[begin SOURCE RECORDS]

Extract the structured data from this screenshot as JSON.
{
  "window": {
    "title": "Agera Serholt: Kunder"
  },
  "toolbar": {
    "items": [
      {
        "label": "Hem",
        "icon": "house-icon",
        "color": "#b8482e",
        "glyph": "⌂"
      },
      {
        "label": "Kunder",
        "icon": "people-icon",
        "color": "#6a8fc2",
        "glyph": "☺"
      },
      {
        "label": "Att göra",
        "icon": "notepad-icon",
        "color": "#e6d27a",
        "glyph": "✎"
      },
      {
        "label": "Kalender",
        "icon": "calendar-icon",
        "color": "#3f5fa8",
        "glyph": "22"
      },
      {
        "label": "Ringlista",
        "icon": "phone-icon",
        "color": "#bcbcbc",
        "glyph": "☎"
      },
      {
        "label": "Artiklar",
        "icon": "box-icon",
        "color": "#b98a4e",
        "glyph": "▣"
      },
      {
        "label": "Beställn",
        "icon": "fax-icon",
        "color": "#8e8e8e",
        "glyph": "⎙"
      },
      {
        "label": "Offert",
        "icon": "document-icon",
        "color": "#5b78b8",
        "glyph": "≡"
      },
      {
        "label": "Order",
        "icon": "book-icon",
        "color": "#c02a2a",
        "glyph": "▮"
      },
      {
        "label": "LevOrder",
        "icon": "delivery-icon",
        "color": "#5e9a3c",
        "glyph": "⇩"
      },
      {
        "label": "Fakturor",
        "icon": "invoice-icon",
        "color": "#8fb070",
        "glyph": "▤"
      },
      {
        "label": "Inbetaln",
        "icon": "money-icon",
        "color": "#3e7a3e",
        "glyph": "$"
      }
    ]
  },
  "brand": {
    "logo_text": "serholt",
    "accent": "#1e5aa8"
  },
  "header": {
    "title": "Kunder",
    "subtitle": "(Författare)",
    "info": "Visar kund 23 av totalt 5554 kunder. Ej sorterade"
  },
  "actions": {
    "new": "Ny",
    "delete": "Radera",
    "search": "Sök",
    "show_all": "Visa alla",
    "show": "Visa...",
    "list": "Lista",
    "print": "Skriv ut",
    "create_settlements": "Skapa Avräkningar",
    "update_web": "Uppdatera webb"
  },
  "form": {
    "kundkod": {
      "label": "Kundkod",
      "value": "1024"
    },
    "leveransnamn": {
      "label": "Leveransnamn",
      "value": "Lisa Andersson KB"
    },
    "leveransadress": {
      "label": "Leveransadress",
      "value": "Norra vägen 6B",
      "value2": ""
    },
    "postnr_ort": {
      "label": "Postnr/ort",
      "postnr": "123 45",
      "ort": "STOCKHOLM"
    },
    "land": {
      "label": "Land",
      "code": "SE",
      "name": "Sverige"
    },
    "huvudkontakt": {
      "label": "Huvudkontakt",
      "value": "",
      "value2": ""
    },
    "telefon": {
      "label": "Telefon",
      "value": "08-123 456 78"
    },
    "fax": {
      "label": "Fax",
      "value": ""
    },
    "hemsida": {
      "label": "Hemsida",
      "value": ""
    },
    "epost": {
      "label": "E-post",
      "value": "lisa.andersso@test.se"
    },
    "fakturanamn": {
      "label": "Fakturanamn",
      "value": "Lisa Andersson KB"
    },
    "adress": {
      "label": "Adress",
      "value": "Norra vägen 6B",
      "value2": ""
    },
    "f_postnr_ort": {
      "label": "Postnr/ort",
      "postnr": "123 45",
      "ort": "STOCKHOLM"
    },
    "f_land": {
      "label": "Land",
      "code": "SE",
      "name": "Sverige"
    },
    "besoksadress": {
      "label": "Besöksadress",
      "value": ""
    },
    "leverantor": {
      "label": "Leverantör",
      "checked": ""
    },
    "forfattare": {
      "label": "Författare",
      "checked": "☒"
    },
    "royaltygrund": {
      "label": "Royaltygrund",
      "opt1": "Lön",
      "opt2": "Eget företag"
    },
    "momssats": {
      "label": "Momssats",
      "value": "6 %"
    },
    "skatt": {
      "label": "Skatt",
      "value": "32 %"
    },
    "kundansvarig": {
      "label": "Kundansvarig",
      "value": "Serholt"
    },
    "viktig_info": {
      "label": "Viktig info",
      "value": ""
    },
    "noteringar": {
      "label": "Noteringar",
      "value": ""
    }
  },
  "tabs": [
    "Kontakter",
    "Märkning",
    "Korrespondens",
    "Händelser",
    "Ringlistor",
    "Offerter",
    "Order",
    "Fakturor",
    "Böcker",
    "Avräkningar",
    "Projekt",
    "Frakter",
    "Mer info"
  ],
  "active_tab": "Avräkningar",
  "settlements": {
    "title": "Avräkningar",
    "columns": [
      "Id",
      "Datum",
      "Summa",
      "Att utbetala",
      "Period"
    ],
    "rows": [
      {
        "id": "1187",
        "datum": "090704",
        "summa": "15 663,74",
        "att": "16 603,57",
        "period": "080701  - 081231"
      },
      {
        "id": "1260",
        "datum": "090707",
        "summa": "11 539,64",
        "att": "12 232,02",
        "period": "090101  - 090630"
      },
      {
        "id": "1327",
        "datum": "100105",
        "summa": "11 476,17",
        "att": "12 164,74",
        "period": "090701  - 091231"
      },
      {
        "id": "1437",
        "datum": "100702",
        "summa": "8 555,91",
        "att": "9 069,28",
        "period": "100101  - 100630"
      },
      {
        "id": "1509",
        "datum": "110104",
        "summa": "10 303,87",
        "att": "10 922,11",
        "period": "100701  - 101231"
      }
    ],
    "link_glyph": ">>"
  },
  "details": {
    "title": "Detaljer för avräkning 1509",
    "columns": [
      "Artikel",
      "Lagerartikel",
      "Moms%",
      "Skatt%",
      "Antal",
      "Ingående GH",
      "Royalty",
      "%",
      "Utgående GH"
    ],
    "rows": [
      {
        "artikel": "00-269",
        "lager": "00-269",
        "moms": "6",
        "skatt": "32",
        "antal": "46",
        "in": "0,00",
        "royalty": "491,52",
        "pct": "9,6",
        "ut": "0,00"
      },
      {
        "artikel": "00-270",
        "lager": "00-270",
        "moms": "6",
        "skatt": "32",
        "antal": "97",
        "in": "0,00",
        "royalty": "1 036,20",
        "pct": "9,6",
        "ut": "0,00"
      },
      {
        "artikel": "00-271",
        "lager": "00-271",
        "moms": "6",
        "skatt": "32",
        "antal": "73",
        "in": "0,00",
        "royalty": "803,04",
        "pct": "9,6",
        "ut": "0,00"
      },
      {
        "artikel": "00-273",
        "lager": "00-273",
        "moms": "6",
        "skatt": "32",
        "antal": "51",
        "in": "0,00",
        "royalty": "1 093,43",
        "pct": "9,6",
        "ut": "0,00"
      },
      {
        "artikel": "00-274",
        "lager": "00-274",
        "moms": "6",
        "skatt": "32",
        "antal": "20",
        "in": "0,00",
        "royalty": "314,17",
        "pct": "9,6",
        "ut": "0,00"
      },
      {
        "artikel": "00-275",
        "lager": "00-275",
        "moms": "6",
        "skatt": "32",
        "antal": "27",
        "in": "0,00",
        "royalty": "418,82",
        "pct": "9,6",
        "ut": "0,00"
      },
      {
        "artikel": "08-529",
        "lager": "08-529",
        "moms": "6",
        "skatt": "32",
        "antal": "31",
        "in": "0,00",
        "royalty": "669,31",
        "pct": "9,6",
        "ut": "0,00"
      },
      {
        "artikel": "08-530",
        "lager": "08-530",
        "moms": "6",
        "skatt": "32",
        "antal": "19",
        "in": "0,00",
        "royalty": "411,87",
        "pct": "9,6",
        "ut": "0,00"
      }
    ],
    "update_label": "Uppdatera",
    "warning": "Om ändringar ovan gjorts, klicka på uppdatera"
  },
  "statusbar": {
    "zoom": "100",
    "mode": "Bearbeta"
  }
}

[end SOURCE RECORDS]

Go through the entries and repeat each one exactly.

Extract the structured data from this screenshot as JSON.
{
  "window": {
    "title": "Agera Serholt: Kunder"
  },
  "toolbar": {
    "items": [
      {
        "label": "Hem",
        "icon": "house-icon",
        "color": "#b8482e",
        "glyph": "⌂"
      },
      {
        "label": "Kunder",
        "icon": "people-icon",
        "color": "#6a8fc2",
        "glyph": "☺"
      },
      {
        "label": "Att göra",
        "icon": "notepad-icon",
        "color": "#e6d27a",
        "glyph": "✎"
      },
      {
        "label": "Kalender",
        "icon": "calendar-icon",
        "color": "#3f5fa8",
        "glyph": "22"
      },
      {
        "label": "Ringlista",
        "icon": "phone-icon",
        "color": "#bcbcbc",
        "glyph": "☎"
      },
      {
        "label": "Artiklar",
        "icon": "box-icon",
        "color": "#b98a4e",
        "glyph": "▣"
      },
      {
        "label": "Beställn",
        "icon": "fax-icon",
        "color": "#8e8e8e",
        "glyph": "⎙"
      },
      {
        "label": "Offert",
        "icon": "document-icon",
        "color": "#5b78b8",
        "glyph": "≡"
      },
      {
        "label": "Order",
        "icon": "book-icon",
        "color": "#c02a2a",
        "glyph": "▮"
      },
      {
        "label": "LevOrder",
        "icon": "delivery-icon",
        "color": "#5e9a3c",
        "glyph": "⇩"
      },
      {
        "label": "Fakturor",
        "icon": "invoice-icon",
        "color": "#8fb070",
        "glyph": "▤"
      },
      {
        "label": "Inbetaln",
        "icon": "money-icon",
        "color": "#3e7a3e",
        "glyph": "$"
      }
    ]
  },
  "brand": {
    "logo_text": "serholt",
    "accent": "#1e5aa8"
  },
  "header": {
    "title": "Kunder",
    "subtitle": "(Författare)",
    "info": "Visar kund 23 av totalt 5554 kunder. Ej sorterade"
  },
  "actions": {
    "new": "Ny",
    "delete": "Radera",
    "search": "Sök",
    "show_all": "Visa alla",
    "show": "Visa...",
    "list": "Lista",
    "print": "Skriv ut",
    "create_settlements": "Skapa Avräkningar",
    "update_web": "Uppdatera webb"
  },
  "form": {
    "kundkod": {
      "label": "Kundkod",
      "value": "1024"
    },
    "leveransnamn": {
      "label": "Leveransnamn",
      "value": "Lisa Andersson KB"
    },
    "leveransadress": {
      "label": "Leveransadress",
      "value": "Norra vägen 6B",
      "value2": ""
    },
    "postnr_ort": {
      "label": "Postnr/ort",
      "postnr": "123 45",
      "ort": "STOCKHOLM"
    },
    "land": {
      "label": "Land",
      "code": "SE",
      "name": "Sverige"
    },
    "huvudkontakt": {
      "label": "Huvudkontakt",
      "value": "",
      "value2": ""
    },
    "telefon": {
      "label": "Telefon",
      "value": "08-123 456 78"
    },
    "fax": {
      "label": "Fax",
      "value": ""
    },
    "hemsida": {
      "label": "Hemsida",
      "value": ""
    },
    "epost": {
      "label": "E-post",
      "value": "lisa.andersso@test.se"
    },
    "fakturanamn": {
      "label": "Fakturanamn",
      "value": "Lisa Andersson KB"
    },
    "adress": {
      "label": "Adress",
      "value": "Norra vägen 6B",
      "value2": ""
    },
    "f_postnr_ort": {
      "label": "Postnr/ort",
      "postnr": "123 45",
      "ort": "STOCKHOLM"
    },
    "f_land": {
      "label": "Land",
      "code": "SE",
      "name": "Sverige"
    },
    "besoksadress": {
      "label": "Besöksadress",
      "value": ""
    },
    "leverantor": {
      "label": "Leverantör",
      "checked": ""
    },
    "forfattare": {
      "label": "Författare",
      "checked": "☒"
    },
    "royaltygrund": {
      "label": "Royaltygrund",
      "opt1": "Lön",
      "opt2": "Eget företag"
    },
    "momssats": {
      "label": "Momssats",
      "value": "6 %"
    },
    "skatt": {
      "label": "Skatt",
      "value": "32 %"
    },
    "kundansvarig": {
      "label": "Kundansvarig",
      "value": "Serholt"
    },
    "viktig_info": {
      "label": "Viktig info",
      "value": ""
    },
    "noteringar": {
      "label": "Noteringar",
      "value": ""
    }
  },
  "tabs": [
    "Kontakter",
    "Märkning",
    "Korrespondens",
    "Händelser",
    "Ringlistor",
    "Offerter",
    "Order",
    "Fakturor",
    "Böcker",
    "Avräkningar",
    "Projekt",
    "Frakter",
    "Mer info"
  ],
  "active_tab": "Avräkningar",
  "settlements": {
    "title": "Avräkningar",
    "columns": [
      "Id",
      "Datum",
      "Summa",
      "Att utbetala",
      "Period"
    ],
    "rows": [
      {
        "id": "1187",
        "datum": "090704",
        "summa": "15 663,74",
        "att": "16 603,57",
        "period": "080701  - 081231"
      },
      {
        "id": "1260",
        "datum": "090707",
        "summa": "11 539,64",
        "att": "12 232,02",
        "period": "090101  - 090630"
      },
      {
        "id": "1327",
        "datum": "100105",
        "summa": "11 476,17",
        "att": "12 164,74",
        "period": "090701  - 091231"
      },
      {
        "id": "1437",
        "datum": "100702",
        "summa": "8 555,91",
        "att": "9 069,28",
        "period": "100101  - 100630"
      },
      {
        "id": "1509",
        "datum": "110104",
        "summa": "10 303,87",
        "att": "10 922,11",
        "period": "100701  - 101231"
      }
    ],
    "link_glyph": ">>"
  },
  "details": {
    "title": "Detaljer för avräkning 1509",
    "columns": [
      "Artikel",
      "Lagerartikel",
      "Moms%",
      "Skatt%",
      "Antal",
      "Ingående GH",
      "Royalty",
      "%",
      "Utgående GH"
    ],
    "rows": [
      {
        "artikel": "00-269",
        "lager": "00-269",
        "moms": "6",
        "skatt": "32",
        "antal": "46",
        "in": "0,00",
        "royalty": "491,52",
        "pct": "9,6",
        "ut": "0,00"
      },
      {
        "artikel": "00-270",
        "lager": "00-270",
        "moms": "6",
        "skatt": "32",
        "antal": "97",
        "in": "0,00",
        "royalty": "1 036,20",
        "pct": "9,6",
        "ut": "0,00"
      },
      {
        "artikel": "00-271",
        "lager": "00-271",
        "moms": "6",
        "skatt": "32",
        "antal": "73",
        "in": "0,00",
        "royalty": "803,04",
        "pct": "9,6",
        "ut": "0,00"
      },
      {
        "artikel": "00-273",
        "lager": "00-273",
        "moms": "6",
        "skatt": "32",
        "antal": "51",
        "in": "0,00",
        "royalty": "1 093,43",
        "pct": "9,6",
        "ut": "0,00"
      },
      {
        "artikel": "00-274",
        "lager": "00-274",
        "moms": "6",
        "skatt": "32",
        "antal": "20",
        "in": "0,00",
        "royalty": "314,17",
        "pct": "9,6",
        "ut": "0,00"
      },
      {
        "artikel": "00-275",
        "lager": "00-275",
        "moms": "6",
        "skatt": "32",
        "antal": "27",
        "in": "0,00",
        "royalty": "418,82",
        "pct": "9,6",
        "ut": "0,00"
      },
      {
        "artikel": "08-529",
        "lager": "08-529",
        "moms": "6",
        "skatt": "32",
        "antal": "31",
        "in": "0,00",
        "royalty": "669,31",
        "pct": "9,6",
        "ut": "0,00"
      },
      {
        "artikel": "08-530",
        "lager": "08-530",
        "moms": "6",
        "skatt": "32",
        "antal": "19",
        "in": "0,00",
        "royalty": "411,87",
        "pct": "9,6",
        "ut": "0,00"
      }
    ],
    "update_label": "Uppdatera",
    "warning": "Om ändringar ovan gjorts, klicka på uppdatera"
  },
  "statusbar": {
    "zoom": "100",
    "mode": "Bearbeta"
  }
}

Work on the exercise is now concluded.